▸ **EXERCISE DIRECTIONS**: Copy out each line of the material below with no changes.

(Dataset records)
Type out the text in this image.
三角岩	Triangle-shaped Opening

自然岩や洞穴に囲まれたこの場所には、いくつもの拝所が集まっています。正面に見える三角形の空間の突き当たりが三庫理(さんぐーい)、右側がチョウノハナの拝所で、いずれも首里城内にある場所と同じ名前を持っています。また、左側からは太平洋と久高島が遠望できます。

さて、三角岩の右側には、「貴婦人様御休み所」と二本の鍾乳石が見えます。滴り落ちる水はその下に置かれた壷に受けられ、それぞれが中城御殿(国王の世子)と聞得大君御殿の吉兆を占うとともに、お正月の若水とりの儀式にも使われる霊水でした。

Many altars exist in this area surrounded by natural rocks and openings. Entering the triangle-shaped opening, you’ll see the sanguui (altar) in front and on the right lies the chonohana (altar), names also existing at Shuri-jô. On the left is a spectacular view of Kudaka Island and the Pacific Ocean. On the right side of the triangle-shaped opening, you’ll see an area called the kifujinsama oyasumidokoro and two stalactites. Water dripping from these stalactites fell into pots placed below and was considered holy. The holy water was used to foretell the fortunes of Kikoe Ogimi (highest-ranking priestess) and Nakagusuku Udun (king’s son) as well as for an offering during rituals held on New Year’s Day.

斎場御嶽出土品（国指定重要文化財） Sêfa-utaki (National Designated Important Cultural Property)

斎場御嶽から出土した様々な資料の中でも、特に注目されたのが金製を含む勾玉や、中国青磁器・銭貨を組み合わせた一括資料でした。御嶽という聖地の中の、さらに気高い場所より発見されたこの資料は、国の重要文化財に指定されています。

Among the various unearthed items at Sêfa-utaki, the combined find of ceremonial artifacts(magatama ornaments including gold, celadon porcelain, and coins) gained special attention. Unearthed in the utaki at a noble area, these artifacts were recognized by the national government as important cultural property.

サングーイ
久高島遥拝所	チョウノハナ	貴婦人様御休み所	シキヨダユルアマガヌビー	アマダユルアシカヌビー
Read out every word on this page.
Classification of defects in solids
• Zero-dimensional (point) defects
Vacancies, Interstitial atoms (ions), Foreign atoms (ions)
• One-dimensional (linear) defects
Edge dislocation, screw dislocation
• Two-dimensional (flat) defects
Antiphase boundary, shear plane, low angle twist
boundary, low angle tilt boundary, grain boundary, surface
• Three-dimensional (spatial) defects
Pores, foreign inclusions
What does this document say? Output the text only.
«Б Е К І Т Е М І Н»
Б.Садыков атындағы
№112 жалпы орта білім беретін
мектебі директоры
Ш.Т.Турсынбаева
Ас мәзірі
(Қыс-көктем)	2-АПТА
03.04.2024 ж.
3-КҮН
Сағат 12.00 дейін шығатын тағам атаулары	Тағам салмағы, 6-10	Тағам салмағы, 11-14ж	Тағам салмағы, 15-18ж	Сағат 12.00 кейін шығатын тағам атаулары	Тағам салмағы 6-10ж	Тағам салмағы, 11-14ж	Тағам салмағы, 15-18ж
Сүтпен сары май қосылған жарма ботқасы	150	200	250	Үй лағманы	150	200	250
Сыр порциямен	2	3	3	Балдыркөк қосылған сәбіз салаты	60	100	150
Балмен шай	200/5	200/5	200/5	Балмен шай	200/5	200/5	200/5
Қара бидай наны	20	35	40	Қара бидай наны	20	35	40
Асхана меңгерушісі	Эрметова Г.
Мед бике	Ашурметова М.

▸ **COMPLETED TASK**:
Type out the text in this image.
三角岩	Triangle-shaped Opening

自然岩や洞穴に囲まれたこの場所には、いくつもの拝所が集まっています。正面に見える三角形の空間の突き当たりが三庫理(さんぐーい)、右側がチョウノハナの拝所で、いずれも首里城内にある場所と同じ名前を持っています。また、左側からは太平洋と久高島が遠望できます。

さて、三角岩の右側には、「貴婦人様御休み所」と二本の鍾乳石が見えます。滴り落ちる水はその下に置かれた壷に受けられ、それぞれが中城御殿(国王の世子)と聞得大君御殿の吉兆を占うとともに、お正月の若水とりの儀式にも使われる霊水でした。

Many altars exist in this area surrounded by natural rocks and openings. Entering the triangle-shaped opening, you’ll see the sanguui (altar) in front and on the right lies the chonohana (altar), names also existing at Shuri-jô. On the left is a spectacular view of Kudaka Island and the Pacific Ocean. On the right side of the triangle-shaped opening, you’ll see an area called the kifujinsama oyasumidokoro and two stalactites. Water dripping from these stalactites fell into pots placed below and was considered holy. The holy water was used to foretell the fortunes of Kikoe Ogimi (highest-ranking priestess) and Nakagusuku Udun (king’s son) as well as for an offering during rituals held on New Year’s Day.

斎場御嶽出土品（国指定重要文化財） Sêfa-utaki (National Designated Important Cultural Property)

斎場御嶽から出土した様々な資料の中でも、特に注目されたのが金製を含む勾玉や、中国青磁器・銭貨を組み合わせた一括資料でした。御嶽という聖地の中の、さらに気高い場所より発見されたこの資料は、国の重要文化財に指定されています。

Among the various unearthed items at Sêfa-utaki, the combined find of ceremonial artifacts(magatama ornaments including gold, celadon porcelain, and coins) gained special attention. Unearthed in the utaki at a noble area, these artifacts were recognized by the national government as important cultural property.

サングーイ
久高島遥拝所	チョウノハナ	貴婦人様御休み所	シキヨダユルアマガヌビー	アマダユルアシカヌビー
Read out every word on this page.
Classification of defects in solids
• Zero-dimensional (point) defects
Vacancies, Interstitial atoms (ions), Foreign atoms (ions)
• One-dimensional (linear) defects
Edge dislocation, screw dislocation
• Two-dimensional (flat) defects
Antiphase boundary, shear plane, low angle twist
boundary, low angle tilt boundary, grain boundary, surface
• Three-dimensional (spatial) defects
Pores, foreign inclusions
What does this document say? Output the text only.
«Б Е К І Т Е М І Н»
Б.Садыков атындағы
№112 жалпы орта білім беретін
мектебі директоры
Ш.Т.Турсынбаева
Ас мәзірі
(Қыс-көктем)	2-АПТА
03.04.2024 ж.
3-КҮН
Сағат 12.00 дейін шығатын тағам атаулары	Тағам салмағы, 6-10	Тағам салмағы, 11-14ж	Тағам салмағы, 15-18ж	Сағат 12.00 кейін шығатын тағам атаулары	Тағам салмағы 6-10ж	Тағам салмағы, 11-14ж	Тағам салмағы, 15-18ж
Сүтпен сары май қосылған жарма ботқасы	150	200	250	Үй лағманы	150	200	250
Сыр порциямен	2	3	3	Балдыркөк қосылған сәбіз салаты	60	100	150
Балмен шай	200/5	200/5	200/5	Балмен шай	200/5	200/5	200/5
Қара бидай наны	20	35	40	Қара бидай наны	20	35	40
Асхана меңгерушісі	Эрметова Г.
Мед бике	Ашурметова М.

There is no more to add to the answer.